### Prompt
Exactly as given, repeat all of the entries.

### Records shown
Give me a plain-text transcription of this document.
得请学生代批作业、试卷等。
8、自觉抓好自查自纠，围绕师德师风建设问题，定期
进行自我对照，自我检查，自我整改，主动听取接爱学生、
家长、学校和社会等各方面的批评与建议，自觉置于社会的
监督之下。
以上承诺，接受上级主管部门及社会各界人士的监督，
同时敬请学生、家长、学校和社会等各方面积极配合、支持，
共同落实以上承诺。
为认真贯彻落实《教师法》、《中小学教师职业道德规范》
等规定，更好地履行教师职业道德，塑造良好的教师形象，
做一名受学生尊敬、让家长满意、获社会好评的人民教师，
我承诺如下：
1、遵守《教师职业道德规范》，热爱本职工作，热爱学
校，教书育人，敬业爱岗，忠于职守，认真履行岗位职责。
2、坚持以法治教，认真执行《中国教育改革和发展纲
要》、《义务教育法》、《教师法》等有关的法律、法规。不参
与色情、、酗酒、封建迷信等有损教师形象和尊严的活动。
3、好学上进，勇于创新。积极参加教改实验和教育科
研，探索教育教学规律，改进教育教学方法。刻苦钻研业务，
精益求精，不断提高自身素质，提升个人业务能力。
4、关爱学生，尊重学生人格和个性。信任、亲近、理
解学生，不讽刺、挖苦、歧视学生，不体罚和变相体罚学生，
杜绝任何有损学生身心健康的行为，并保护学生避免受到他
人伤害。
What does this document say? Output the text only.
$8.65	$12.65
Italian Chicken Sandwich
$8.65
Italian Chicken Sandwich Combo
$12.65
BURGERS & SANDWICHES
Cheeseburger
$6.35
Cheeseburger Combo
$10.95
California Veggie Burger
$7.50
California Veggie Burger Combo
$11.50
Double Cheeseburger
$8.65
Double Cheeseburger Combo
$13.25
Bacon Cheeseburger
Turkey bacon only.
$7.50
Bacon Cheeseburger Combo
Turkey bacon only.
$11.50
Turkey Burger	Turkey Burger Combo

### Expected output
Give me a plain-text transcription of this document.
得请学生代批作业、试卷等。
8、自觉抓好自查自纠，围绕师德师风建设问题，定期
进行自我对照，自我检查，自我整改，主动听取接爱学生、
家长、学校和社会等各方面的批评与建议，自觉置于社会的
监督之下。
以上承诺，接受上级主管部门及社会各界人士的监督，
同时敬请学生、家长、学校和社会等各方面积极配合、支持，
共同落实以上承诺。
为认真贯彻落实《教师法》、《中小学教师职业道德规范》
等规定，更好地履行教师职业道德，塑造良好的教师形象，
做一名受学生尊敬、让家长满意、获社会好评的人民教师，
我承诺如下：
1、遵守《教师职业道德规范》，热爱本职工作，热爱学
校，教书育人，敬业爱岗，忠于职守，认真履行岗位职责。
2、坚持以法治教，认真执行《中国教育改革和发展纲
要》、《义务教育法》、《教师法》等有关的法律、法规。不参
与色情、、酗酒、封建迷信等有损教师形象和尊严的活动。
3、好学上进，勇于创新。积极参加教改实验和教育科
研，探索教育教学规律，改进教育教学方法。刻苦钻研业务，
精益求精，不断提高自身素质，提升个人业务能力。
4、关爱学生，尊重学生人格和个性。信任、亲近、理
解学生，不讽刺、挖苦、歧视学生，不体罚和变相体罚学生，
杜绝任何有损学生身心健康的行为，并保护学生避免受到他
人伤害。
What does this document say? Output the text only.
$8.65	$12.65
Italian Chicken Sandwich
$8.65
Italian Chicken Sandwich Combo
$12.65
BURGERS & SANDWICHES
Cheeseburger
$6.35
Cheeseburger Combo
$10.95
California Veggie Burger
$7.50
California Veggie Burger Combo
$11.50
Double Cheeseburger
$8.65
Double Cheeseburger Combo
$13.25
Bacon Cheeseburger
Turkey bacon only.
$7.50
Bacon Cheeseburger Combo
Turkey bacon only.
$11.50
Turkey Burger	Turkey Burger Combo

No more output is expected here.